→ Task requirements
Give the number of lines in the data that hold the word "nhiệm", and nothing else.

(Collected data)

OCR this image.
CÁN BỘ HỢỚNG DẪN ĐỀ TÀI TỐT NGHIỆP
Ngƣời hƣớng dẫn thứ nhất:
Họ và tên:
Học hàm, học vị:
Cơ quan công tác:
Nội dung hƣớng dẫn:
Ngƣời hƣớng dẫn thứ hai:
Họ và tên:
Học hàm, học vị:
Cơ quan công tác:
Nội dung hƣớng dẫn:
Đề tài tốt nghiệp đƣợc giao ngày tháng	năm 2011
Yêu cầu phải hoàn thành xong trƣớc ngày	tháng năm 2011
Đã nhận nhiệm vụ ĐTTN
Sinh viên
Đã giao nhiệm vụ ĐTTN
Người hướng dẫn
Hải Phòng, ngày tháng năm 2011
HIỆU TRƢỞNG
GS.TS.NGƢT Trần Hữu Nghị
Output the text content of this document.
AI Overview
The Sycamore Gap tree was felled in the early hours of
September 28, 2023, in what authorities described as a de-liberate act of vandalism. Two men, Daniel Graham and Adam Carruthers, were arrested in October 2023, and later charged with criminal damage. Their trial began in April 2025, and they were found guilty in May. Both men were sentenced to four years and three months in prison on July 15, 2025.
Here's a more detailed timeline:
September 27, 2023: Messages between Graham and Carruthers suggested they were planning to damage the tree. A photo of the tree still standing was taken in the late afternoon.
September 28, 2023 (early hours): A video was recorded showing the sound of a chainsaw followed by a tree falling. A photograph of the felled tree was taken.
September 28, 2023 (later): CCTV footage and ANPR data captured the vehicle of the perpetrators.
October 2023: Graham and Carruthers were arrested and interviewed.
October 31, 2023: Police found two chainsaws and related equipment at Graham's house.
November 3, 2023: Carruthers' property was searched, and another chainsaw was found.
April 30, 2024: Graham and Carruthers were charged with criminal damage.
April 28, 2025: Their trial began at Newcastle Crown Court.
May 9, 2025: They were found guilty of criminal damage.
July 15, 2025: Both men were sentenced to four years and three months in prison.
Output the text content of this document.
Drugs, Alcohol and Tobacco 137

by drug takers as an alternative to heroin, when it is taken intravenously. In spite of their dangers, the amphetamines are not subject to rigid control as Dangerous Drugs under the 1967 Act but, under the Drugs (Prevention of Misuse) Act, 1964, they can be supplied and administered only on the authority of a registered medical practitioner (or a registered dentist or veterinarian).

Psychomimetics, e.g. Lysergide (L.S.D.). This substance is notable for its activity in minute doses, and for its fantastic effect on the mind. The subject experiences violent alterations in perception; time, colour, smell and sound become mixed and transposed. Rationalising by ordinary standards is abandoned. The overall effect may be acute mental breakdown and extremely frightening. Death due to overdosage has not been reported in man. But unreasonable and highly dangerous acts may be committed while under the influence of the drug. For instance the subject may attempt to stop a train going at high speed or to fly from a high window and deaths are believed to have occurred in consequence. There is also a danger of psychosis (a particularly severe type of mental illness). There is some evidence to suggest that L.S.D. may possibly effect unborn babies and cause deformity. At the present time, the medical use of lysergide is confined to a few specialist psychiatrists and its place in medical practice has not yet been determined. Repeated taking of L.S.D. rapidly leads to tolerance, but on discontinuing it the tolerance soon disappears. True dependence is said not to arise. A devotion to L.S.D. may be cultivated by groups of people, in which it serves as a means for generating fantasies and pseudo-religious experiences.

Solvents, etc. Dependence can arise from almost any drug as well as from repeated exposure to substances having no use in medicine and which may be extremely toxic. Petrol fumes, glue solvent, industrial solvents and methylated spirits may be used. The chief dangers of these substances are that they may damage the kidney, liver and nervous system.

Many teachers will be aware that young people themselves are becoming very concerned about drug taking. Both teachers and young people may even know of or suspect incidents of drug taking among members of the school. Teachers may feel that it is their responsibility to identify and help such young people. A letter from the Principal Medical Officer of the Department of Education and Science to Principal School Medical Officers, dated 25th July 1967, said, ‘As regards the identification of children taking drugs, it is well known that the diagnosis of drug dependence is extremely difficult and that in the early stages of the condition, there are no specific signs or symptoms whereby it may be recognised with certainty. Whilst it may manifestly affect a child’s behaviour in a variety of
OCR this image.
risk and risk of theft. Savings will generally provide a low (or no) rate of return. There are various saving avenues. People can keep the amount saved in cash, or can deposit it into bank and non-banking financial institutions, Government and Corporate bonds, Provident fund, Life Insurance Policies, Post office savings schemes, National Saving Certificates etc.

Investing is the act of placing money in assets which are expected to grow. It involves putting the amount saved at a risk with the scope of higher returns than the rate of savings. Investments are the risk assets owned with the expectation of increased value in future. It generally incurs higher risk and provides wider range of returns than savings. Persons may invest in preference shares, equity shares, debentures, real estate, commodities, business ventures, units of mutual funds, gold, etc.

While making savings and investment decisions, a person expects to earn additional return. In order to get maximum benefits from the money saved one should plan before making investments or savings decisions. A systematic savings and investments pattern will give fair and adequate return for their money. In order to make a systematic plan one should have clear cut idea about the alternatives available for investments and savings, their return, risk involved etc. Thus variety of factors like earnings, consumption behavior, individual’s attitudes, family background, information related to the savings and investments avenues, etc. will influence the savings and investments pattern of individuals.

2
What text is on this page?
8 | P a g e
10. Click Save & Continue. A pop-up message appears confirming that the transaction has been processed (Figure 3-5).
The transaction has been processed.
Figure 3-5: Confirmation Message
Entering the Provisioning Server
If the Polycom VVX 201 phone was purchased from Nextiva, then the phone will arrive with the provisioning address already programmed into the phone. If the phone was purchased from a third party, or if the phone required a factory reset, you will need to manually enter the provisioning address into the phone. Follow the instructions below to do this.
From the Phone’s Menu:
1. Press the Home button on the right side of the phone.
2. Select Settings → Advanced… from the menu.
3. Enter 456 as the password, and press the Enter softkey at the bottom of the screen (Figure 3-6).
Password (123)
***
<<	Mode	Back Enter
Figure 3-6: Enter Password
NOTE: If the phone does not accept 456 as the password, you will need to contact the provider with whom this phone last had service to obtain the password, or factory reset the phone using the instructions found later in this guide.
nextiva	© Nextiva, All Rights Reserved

→ Solution
2